The problem: Comb through the entries for "name" and pull out each line that holds it.

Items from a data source
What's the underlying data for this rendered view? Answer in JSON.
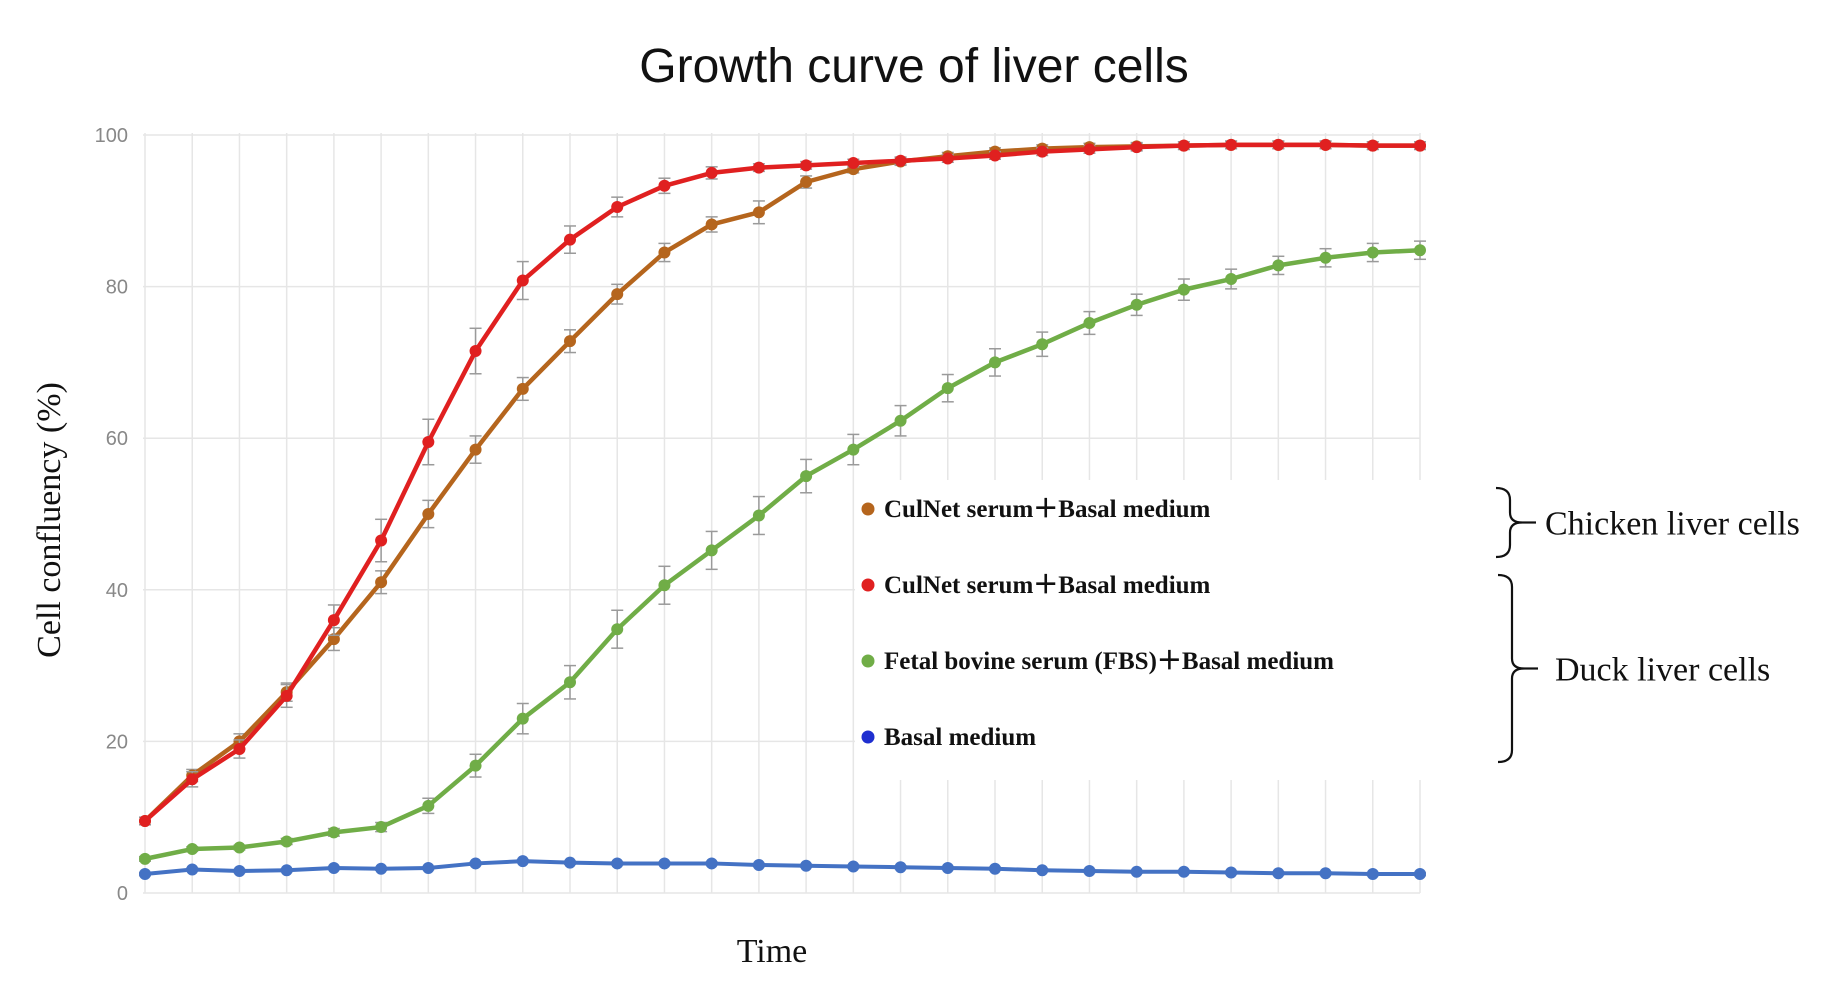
{
  "chart_data": {
    "type": "line",
    "title": "Growth curve of liver cells",
    "xlabel": "Time",
    "ylabel": "Cell confluency (%)",
    "ylim": [
      0,
      100
    ],
    "yticks": [
      "0",
      "20",
      "40",
      "60",
      "80",
      "100"
    ],
    "x": [
      1,
      2,
      3,
      4,
      5,
      6,
      7,
      8,
      9,
      10,
      11,
      12,
      13,
      14,
      15,
      16,
      17,
      18,
      19,
      20,
      21,
      22,
      23,
      24,
      25,
      26,
      27,
      28
    ],
    "grid": true,
    "legend_position": "center-right",
    "series": [
      {
        "name": "CulNet serum＋Basal medium",
        "group": "Chicken liver cells",
        "color": "#b5651d",
        "values": [
          9.5,
          15.5,
          20,
          26.5,
          33.5,
          41,
          50,
          58.5,
          66.5,
          72.8,
          79,
          84.5,
          88.2,
          89.8,
          93.8,
          95.5,
          96.5,
          97.2,
          97.8,
          98.2,
          98.4,
          98.5,
          98.6,
          98.7,
          98.7,
          98.7,
          98.6,
          98.6
        ],
        "errors": [
          0.5,
          0.8,
          1.0,
          1.2,
          1.5,
          1.5,
          1.8,
          1.8,
          1.5,
          1.5,
          1.3,
          1.2,
          1.0,
          1.5,
          0.8,
          0.5,
          0.5,
          0.5,
          0.5,
          0.5,
          0.5,
          0.5,
          0.5,
          0.5,
          0.5,
          0.5,
          0.5,
          0.5
        ]
      },
      {
        "name": "CulNet serum＋Basal medium",
        "group": "Duck liver cells",
        "color": "#e02020",
        "values": [
          9.5,
          15,
          19,
          26,
          36,
          46.5,
          59.5,
          71.5,
          80.8,
          86.2,
          90.5,
          93.3,
          95,
          95.7,
          96,
          96.3,
          96.6,
          96.9,
          97.3,
          97.8,
          98.1,
          98.4,
          98.6,
          98.7,
          98.7,
          98.7,
          98.6,
          98.6
        ],
        "errors": [
          0.5,
          1.0,
          1.2,
          1.5,
          2.0,
          2.8,
          3.0,
          3.0,
          2.5,
          1.8,
          1.3,
          1.0,
          0.8,
          0.5,
          0.5,
          0.5,
          0.5,
          0.5,
          0.5,
          0.5,
          0.5,
          0.5,
          0.5,
          0.5,
          0.5,
          0.5,
          0.5,
          0.5
        ]
      },
      {
        "name": "Fetal bovine serum (FBS)＋Basal medium",
        "group": "Duck liver cells",
        "color": "#70ad47",
        "values": [
          4.5,
          5.8,
          6,
          6.8,
          8,
          8.7,
          11.5,
          16.8,
          23,
          27.8,
          34.8,
          40.6,
          45.2,
          49.8,
          55,
          58.5,
          62.3,
          66.6,
          70,
          72.4,
          75.2,
          77.6,
          79.6,
          81,
          82.8,
          83.8,
          84.5,
          84.8
        ],
        "errors": [
          0.3,
          0.3,
          0.3,
          0.4,
          0.5,
          0.6,
          1.0,
          1.5,
          2.0,
          2.2,
          2.5,
          2.5,
          2.5,
          2.5,
          2.2,
          2.0,
          2.0,
          1.8,
          1.8,
          1.6,
          1.5,
          1.4,
          1.4,
          1.3,
          1.2,
          1.2,
          1.2,
          1.2
        ]
      },
      {
        "name": "Basal medium",
        "group": "Duck liver cells",
        "color": "#4472c4",
        "legend_color": "#1f2fd0",
        "values": [
          2.5,
          3.1,
          2.9,
          3.0,
          3.3,
          3.2,
          3.3,
          3.9,
          4.2,
          4.0,
          3.9,
          3.9,
          3.9,
          3.7,
          3.6,
          3.5,
          3.4,
          3.3,
          3.2,
          3.0,
          2.9,
          2.8,
          2.8,
          2.7,
          2.6,
          2.6,
          2.5,
          2.5
        ],
        "errors": [
          0.2,
          0.2,
          0.2,
          0.2,
          0.2,
          0.2,
          0.2,
          0.2,
          0.2,
          0.2,
          0.2,
          0.2,
          0.2,
          0.2,
          0.2,
          0.2,
          0.2,
          0.2,
          0.2,
          0.2,
          0.2,
          0.2,
          0.2,
          0.2,
          0.2,
          0.2,
          0.2,
          0.2
        ]
      }
    ],
    "groups": [
      {
        "label": "Chicken liver cells",
        "series_index": [
          0
        ]
      },
      {
        "label": "Duck liver cells",
        "series_index": [
          1,
          2,
          3
        ]
      }
    ]
  }
}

Solved problem:
        "name": "CulNet serum＋Basal medium",
        "name": "CulNet serum＋Basal medium",
        "name": "Fetal bovine serum (FBS)＋Basal medium",
        "name": "Basal medium",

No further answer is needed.